-- start of THE DATA --

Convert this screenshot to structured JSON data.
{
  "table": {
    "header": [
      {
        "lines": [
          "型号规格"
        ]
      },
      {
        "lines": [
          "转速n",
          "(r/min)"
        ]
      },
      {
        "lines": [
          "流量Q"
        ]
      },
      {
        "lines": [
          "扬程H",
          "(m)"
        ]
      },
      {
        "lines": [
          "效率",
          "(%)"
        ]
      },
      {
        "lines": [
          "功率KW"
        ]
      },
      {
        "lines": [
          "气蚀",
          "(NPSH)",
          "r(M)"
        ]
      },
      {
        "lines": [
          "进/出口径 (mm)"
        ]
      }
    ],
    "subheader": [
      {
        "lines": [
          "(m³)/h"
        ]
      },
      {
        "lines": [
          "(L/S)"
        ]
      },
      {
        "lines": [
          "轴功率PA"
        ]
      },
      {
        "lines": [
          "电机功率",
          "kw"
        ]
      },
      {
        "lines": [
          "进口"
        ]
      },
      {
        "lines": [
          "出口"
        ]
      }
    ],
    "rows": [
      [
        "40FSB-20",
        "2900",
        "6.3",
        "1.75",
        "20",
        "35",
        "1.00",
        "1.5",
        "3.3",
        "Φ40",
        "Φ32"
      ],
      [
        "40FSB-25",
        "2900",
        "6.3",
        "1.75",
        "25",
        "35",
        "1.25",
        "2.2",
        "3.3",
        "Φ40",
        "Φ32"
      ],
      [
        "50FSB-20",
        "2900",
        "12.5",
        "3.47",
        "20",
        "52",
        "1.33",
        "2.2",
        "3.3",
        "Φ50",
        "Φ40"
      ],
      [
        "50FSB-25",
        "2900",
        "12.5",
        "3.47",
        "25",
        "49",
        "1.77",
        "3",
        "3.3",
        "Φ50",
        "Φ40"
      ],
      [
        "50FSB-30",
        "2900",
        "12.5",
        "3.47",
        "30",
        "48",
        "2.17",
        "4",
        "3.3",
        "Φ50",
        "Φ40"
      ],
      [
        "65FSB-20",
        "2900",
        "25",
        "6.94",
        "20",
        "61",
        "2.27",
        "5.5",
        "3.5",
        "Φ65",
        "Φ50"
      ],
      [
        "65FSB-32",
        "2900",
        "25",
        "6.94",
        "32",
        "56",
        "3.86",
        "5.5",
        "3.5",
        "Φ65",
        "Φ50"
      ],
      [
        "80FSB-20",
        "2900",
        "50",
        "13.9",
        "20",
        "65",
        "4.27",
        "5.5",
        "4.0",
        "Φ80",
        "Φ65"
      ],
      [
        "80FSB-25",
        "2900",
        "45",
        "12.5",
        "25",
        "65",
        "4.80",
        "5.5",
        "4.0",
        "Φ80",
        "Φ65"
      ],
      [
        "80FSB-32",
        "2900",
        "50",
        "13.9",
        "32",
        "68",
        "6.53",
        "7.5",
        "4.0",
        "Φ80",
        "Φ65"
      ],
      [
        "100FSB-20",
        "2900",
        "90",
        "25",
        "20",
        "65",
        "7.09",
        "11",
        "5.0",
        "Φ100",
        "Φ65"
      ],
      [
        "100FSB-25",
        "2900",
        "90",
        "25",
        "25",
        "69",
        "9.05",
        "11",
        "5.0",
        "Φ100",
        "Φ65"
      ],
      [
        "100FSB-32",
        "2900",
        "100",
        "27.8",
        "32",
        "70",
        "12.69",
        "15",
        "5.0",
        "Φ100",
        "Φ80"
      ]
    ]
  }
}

-- end of THE DATA --

## PROBLEM TO WORK ON:
Transcribe the material above in its entirety. Match it exactly.

## RESULT BELOW:
Convert this screenshot to structured JSON data.
{
  "table": {
    "header": [
      {
        "lines": [
          "型号规格"
        ]
      },
      {
        "lines": [
          "转速n",
          "(r/min)"
        ]
      },
      {
        "lines": [
          "流量Q"
        ]
      },
      {
        "lines": [
          "扬程H",
          "(m)"
        ]
      },
      {
        "lines": [
          "效率",
          "(%)"
        ]
      },
      {
        "lines": [
          "功率KW"
        ]
      },
      {
        "lines": [
          "气蚀",
          "(NPSH)",
          "r(M)"
        ]
      },
      {
        "lines": [
          "进/出口径 (mm)"
        ]
      }
    ],
    "subheader": [
      {
        "lines": [
          "(m³)/h"
        ]
      },
      {
        "lines": [
          "(L/S)"
        ]
      },
      {
        "lines": [
          "轴功率PA"
        ]
      },
      {
        "lines": [
          "电机功率",
          "kw"
        ]
      },
      {
        "lines": [
          "进口"
        ]
      },
      {
        "lines": [
          "出口"
        ]
      }
    ],
    "rows": [
      [
        "40FSB-20",
        "2900",
        "6.3",
        "1.75",
        "20",
        "35",
        "1.00",
        "1.5",
        "3.3",
        "Φ40",
        "Φ32"
      ],
      [
        "40FSB-25",
        "2900",
        "6.3",
        "1.75",
        "25",
        "35",
        "1.25",
        "2.2",
        "3.3",
        "Φ40",
        "Φ32"
      ],
      [
        "50FSB-20",
        "2900",
        "12.5",
        "3.47",
        "20",
        "52",
        "1.33",
        "2.2",
        "3.3",
        "Φ50",
        "Φ40"
      ],
      [
        "50FSB-25",
        "2900",
        "12.5",
        "3.47",
        "25",
        "49",
        "1.77",
        "3",
        "3.3",
        "Φ50",
        "Φ40"
      ],
      [
        "50FSB-30",
        "2900",
        "12.5",
        "3.47",
        "30",
        "48",
        "2.17",
        "4",
        "3.3",
        "Φ50",
        "Φ40"
      ],
      [
        "65FSB-20",
        "2900",
        "25",
        "6.94",
        "20",
        "61",
        "2.27",
        "5.5",
        "3.5",
        "Φ65",
        "Φ50"
      ],
      [
        "65FSB-32",
        "2900",
        "25",
        "6.94",
        "32",
        "56",
        "3.86",
        "5.5",
        "3.5",
        "Φ65",
        "Φ50"
      ],
      [
        "80FSB-20",
        "2900",
        "50",
        "13.9",
        "20",
        "65",
        "4.27",
        "5.5",
        "4.0",
        "Φ80",
        "Φ65"
      ],
      [
        "80FSB-25",
        "2900",
        "45",
        "12.5",
        "25",
        "65",
        "4.80",
        "5.5",
        "4.0",
        "Φ80",
        "Φ65"
      ],
      [
        "80FSB-32",
        "2900",
        "50",
        "13.9",
        "32",
        "68",
        "6.53",
        "7.5",
        "4.0",
        "Φ80",
        "Φ65"
      ],
      [
        "100FSB-20",
        "2900",
        "90",
        "25",
        "20",
        "65",
        "7.09",
        "11",
        "5.0",
        "Φ100",
        "Φ65"
      ],
      [
        "100FSB-25",
        "2900",
        "90",
        "25",
        "25",
        "69",
        "9.05",
        "11",
        "5.0",
        "Φ100",
        "Φ65"
      ],
      [
        "100FSB-32",
        "2900",
        "100",
        "27.8",
        "32",
        "70",
        "12.69",
        "15",
        "5.0",
        "Φ100",
        "Φ80"
      ]
    ]
  }
}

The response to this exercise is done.